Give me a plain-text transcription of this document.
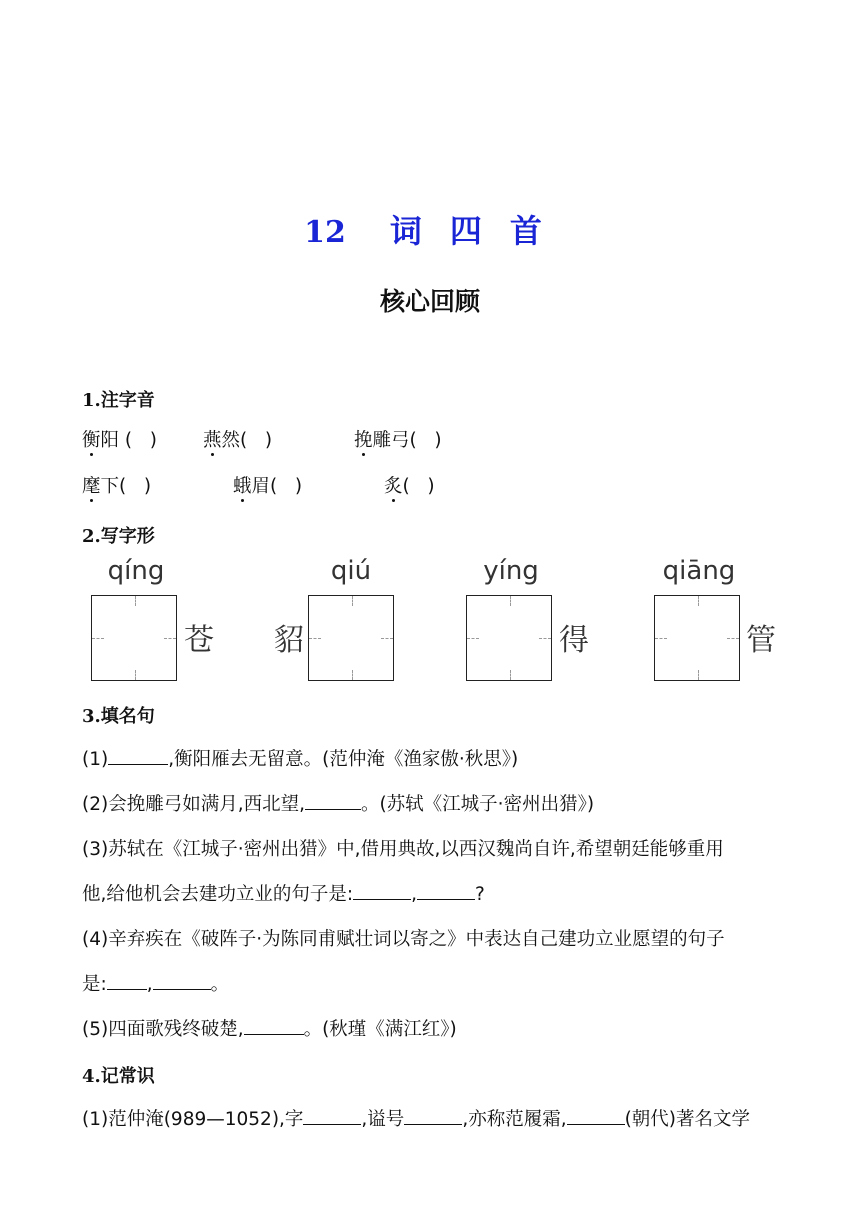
12 词 四 首
核心回顾
1.注字音
衡阳 (   ) 燕然(   )	挽雕弓(   )
麾下(   )	蛾眉(   )	炙(   )
2.写字形
qíng
苍
qiú
貂
yíng
得
qiāng
管
3.填名句
(1)	,衡阳雁去无留意。(范仲淹《渔家傲·秋思》)
(2)会挽雕弓如满月,西北望,	。(苏轼《江城子·密州出猎》)
(3)苏轼在《江城子·密州出猎》中,借用典故,以西汉魏尚自许,希望朝廷能够重用
他,给他机会去建功立业的句子是:	,	?
(4)辛弃疾在《破阵子·为陈同甫赋壮词以寄之》中表达自己建功立业愿望的句子
是: ,	。
(5)四面歌残终破楚,	。(秋瑾《满江红》)
4.记常识
(1)范仲淹(989—1052),字	,谥号	,亦称范履霜,	(朝代)著名文学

-*-

Exercise: Do not include the images; transcribe the rest of the listing exactly.

Output for this exercise:
Give me a plain-text transcription of this document.
12 词 四 首
核心回顾
1.注字音
衡阳 (   ) 燕然(   )	挽雕弓(   )
麾下(   )	蛾眉(   )	炙(   )
2.写字形
qíng
苍
qiú
貂
yíng
得
qiāng
管
3.填名句
(1)	,衡阳雁去无留意。(范仲淹《渔家傲·秋思》)
(2)会挽雕弓如满月,西北望,	。(苏轼《江城子·密州出猎》)
(3)苏轼在《江城子·密州出猎》中,借用典故,以西汉魏尚自许,希望朝廷能够重用
他,给他机会去建功立业的句子是:	,	?
(4)辛弃疾在《破阵子·为陈同甫赋壮词以寄之》中表达自己建功立业愿望的句子
是: ,	。
(5)四面歌残终破楚,	。(秋瑾《满江红》)
4.记常识
(1)范仲淹(989—1052),字	,谥号	,亦称范履霜,	(朝代)著名文学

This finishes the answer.